▸ **The exercise**:
Beneath this sentence is a set of records; write each of them out exactly.

··· Supplied records

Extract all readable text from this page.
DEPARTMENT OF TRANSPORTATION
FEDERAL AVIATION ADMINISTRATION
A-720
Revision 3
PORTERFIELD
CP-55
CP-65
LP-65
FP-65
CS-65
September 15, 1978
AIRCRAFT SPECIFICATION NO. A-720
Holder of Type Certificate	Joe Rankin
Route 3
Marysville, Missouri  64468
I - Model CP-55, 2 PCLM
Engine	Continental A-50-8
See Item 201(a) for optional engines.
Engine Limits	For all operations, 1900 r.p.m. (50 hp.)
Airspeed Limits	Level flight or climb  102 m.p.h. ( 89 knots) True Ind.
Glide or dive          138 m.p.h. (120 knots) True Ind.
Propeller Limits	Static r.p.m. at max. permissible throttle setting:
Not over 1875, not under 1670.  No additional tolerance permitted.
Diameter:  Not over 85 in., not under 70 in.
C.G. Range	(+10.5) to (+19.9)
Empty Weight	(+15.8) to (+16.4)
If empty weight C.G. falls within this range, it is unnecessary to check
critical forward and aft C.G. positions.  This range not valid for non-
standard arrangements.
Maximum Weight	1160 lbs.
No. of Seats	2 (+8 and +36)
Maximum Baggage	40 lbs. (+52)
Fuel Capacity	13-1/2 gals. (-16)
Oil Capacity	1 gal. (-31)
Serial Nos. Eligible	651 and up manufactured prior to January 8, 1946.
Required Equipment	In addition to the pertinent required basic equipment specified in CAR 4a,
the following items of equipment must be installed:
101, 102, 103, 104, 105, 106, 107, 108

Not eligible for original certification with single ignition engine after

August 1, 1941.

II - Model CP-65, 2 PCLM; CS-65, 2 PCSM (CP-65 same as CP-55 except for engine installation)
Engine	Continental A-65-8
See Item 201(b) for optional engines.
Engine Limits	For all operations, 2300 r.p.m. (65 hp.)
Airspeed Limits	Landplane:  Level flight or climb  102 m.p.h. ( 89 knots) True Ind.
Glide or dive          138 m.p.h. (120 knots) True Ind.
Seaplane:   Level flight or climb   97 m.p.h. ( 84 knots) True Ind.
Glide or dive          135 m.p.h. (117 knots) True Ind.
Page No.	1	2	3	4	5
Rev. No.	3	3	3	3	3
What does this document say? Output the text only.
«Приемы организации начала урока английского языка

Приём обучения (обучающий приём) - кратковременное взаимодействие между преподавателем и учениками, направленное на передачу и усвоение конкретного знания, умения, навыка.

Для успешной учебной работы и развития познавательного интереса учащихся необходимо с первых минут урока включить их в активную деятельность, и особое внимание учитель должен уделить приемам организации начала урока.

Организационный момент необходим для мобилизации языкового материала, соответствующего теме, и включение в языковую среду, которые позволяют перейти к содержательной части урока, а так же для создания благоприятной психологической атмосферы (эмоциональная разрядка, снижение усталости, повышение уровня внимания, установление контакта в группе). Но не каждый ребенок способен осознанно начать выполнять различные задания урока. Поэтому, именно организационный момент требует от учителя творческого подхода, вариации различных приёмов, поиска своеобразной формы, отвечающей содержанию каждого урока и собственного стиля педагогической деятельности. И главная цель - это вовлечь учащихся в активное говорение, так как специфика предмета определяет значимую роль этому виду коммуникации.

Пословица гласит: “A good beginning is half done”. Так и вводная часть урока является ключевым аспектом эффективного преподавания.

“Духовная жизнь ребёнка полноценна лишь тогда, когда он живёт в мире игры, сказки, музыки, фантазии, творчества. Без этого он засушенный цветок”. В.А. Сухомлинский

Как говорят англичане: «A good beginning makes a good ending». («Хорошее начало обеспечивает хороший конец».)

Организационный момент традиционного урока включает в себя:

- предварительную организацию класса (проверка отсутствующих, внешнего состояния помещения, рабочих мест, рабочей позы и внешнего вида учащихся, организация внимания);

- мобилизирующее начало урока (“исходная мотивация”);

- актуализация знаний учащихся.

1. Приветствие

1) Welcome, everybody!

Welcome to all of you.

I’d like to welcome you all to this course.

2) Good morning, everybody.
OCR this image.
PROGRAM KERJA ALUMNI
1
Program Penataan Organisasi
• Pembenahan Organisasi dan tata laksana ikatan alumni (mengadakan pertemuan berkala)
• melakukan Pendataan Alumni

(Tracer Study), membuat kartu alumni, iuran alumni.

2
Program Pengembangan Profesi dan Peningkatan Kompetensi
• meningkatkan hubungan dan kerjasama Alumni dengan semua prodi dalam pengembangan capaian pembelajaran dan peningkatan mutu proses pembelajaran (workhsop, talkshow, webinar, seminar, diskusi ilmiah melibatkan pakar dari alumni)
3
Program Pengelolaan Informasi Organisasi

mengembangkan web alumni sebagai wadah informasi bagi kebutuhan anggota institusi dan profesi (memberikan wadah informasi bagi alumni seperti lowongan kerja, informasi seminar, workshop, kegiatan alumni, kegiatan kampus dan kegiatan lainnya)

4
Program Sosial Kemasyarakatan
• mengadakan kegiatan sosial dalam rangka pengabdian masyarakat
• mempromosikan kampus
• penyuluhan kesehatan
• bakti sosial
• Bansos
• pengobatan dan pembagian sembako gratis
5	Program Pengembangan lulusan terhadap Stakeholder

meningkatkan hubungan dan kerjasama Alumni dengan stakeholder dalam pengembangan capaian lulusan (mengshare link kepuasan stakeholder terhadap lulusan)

······

▸ **The output**:
Extract all readable text from this page.
DEPARTMENT OF TRANSPORTATION
FEDERAL AVIATION ADMINISTRATION
A-720
Revision 3
PORTERFIELD
CP-55
CP-65
LP-65
FP-65
CS-65
September 15, 1978
AIRCRAFT SPECIFICATION NO. A-720
Holder of Type Certificate	Joe Rankin
Route 3
Marysville, Missouri  64468
I - Model CP-55, 2 PCLM
Engine	Continental A-50-8
See Item 201(a) for optional engines.
Engine Limits	For all operations, 1900 r.p.m. (50 hp.)
Airspeed Limits	Level flight or climb  102 m.p.h. ( 89 knots) True Ind.
Glide or dive          138 m.p.h. (120 knots) True Ind.
Propeller Limits	Static r.p.m. at max. permissible throttle setting:
Not over 1875, not under 1670.  No additional tolerance permitted.
Diameter:  Not over 85 in., not under 70 in.
C.G. Range	(+10.5) to (+19.9)
Empty Weight	(+15.8) to (+16.4)
If empty weight C.G. falls within this range, it is unnecessary to check
critical forward and aft C.G. positions.  This range not valid for non-
standard arrangements.
Maximum Weight	1160 lbs.
No. of Seats	2 (+8 and +36)
Maximum Baggage	40 lbs. (+52)
Fuel Capacity	13-1/2 gals. (-16)
Oil Capacity	1 gal. (-31)
Serial Nos. Eligible	651 and up manufactured prior to January 8, 1946.
Required Equipment	In addition to the pertinent required basic equipment specified in CAR 4a,
the following items of equipment must be installed:
101, 102, 103, 104, 105, 106, 107, 108

Not eligible for original certification with single ignition engine after

August 1, 1941.

II - Model CP-65, 2 PCLM; CS-65, 2 PCSM (CP-65 same as CP-55 except for engine installation)
Engine	Continental A-65-8
See Item 201(b) for optional engines.
Engine Limits	For all operations, 2300 r.p.m. (65 hp.)
Airspeed Limits	Landplane:  Level flight or climb  102 m.p.h. ( 89 knots) True Ind.
Glide or dive          138 m.p.h. (120 knots) True Ind.
Seaplane:   Level flight or climb   97 m.p.h. ( 84 knots) True Ind.
Glide or dive          135 m.p.h. (117 knots) True Ind.
Page No.	1	2	3	4	5
Rev. No.	3	3	3	3	3
What does this document say? Output the text only.
«Приемы организации начала урока английского языка

Приём обучения (обучающий приём) - кратковременное взаимодействие между преподавателем и учениками, направленное на передачу и усвоение конкретного знания, умения, навыка.

Для успешной учебной работы и развития познавательного интереса учащихся необходимо с первых минут урока включить их в активную деятельность, и особое внимание учитель должен уделить приемам организации начала урока.

Организационный момент необходим для мобилизации языкового материала, соответствующего теме, и включение в языковую среду, которые позволяют перейти к содержательной части урока, а так же для создания благоприятной психологической атмосферы (эмоциональная разрядка, снижение усталости, повышение уровня внимания, установление контакта в группе). Но не каждый ребенок способен осознанно начать выполнять различные задания урока. Поэтому, именно организационный момент требует от учителя творческого подхода, вариации различных приёмов, поиска своеобразной формы, отвечающей содержанию каждого урока и собственного стиля педагогической деятельности. И главная цель - это вовлечь учащихся в активное говорение, так как специфика предмета определяет значимую роль этому виду коммуникации.

Пословица гласит: “A good beginning is half done”. Так и вводная часть урока является ключевым аспектом эффективного преподавания.

“Духовная жизнь ребёнка полноценна лишь тогда, когда он живёт в мире игры, сказки, музыки, фантазии, творчества. Без этого он засушенный цветок”. В.А. Сухомлинский

Как говорят англичане: «A good beginning makes a good ending». («Хорошее начало обеспечивает хороший конец».)

Организационный момент традиционного урока включает в себя:

- предварительную организацию класса (проверка отсутствующих, внешнего состояния помещения, рабочих мест, рабочей позы и внешнего вида учащихся, организация внимания);

- мобилизирующее начало урока (“исходная мотивация”);

- актуализация знаний учащихся.

1. Приветствие

1) Welcome, everybody!

Welcome to all of you.

I’d like to welcome you all to this course.

2) Good morning, everybody.
OCR this image.
PROGRAM KERJA ALUMNI
1
Program Penataan Organisasi
• Pembenahan Organisasi dan tata laksana ikatan alumni (mengadakan pertemuan berkala)
• melakukan Pendataan Alumni

(Tracer Study), membuat kartu alumni, iuran alumni.

2
Program Pengembangan Profesi dan Peningkatan Kompetensi
• meningkatkan hubungan dan kerjasama Alumni dengan semua prodi dalam pengembangan capaian pembelajaran dan peningkatan mutu proses pembelajaran (workhsop, talkshow, webinar, seminar, diskusi ilmiah melibatkan pakar dari alumni)
3
Program Pengelolaan Informasi Organisasi

mengembangkan web alumni sebagai wadah informasi bagi kebutuhan anggota institusi dan profesi (memberikan wadah informasi bagi alumni seperti lowongan kerja, informasi seminar, workshop, kegiatan alumni, kegiatan kampus dan kegiatan lainnya)

4
Program Sosial Kemasyarakatan
• mengadakan kegiatan sosial dalam rangka pengabdian masyarakat
• mempromosikan kampus
• penyuluhan kesehatan
• bakti sosial
• Bansos
• pengobatan dan pembagian sembako gratis
5	Program Pengembangan lulusan terhadap Stakeholder

meningkatkan hubungan dan kerjasama Alumni dengan stakeholder dalam pengembangan capaian lulusan (mengshare link kepuasan stakeholder terhadap lulusan)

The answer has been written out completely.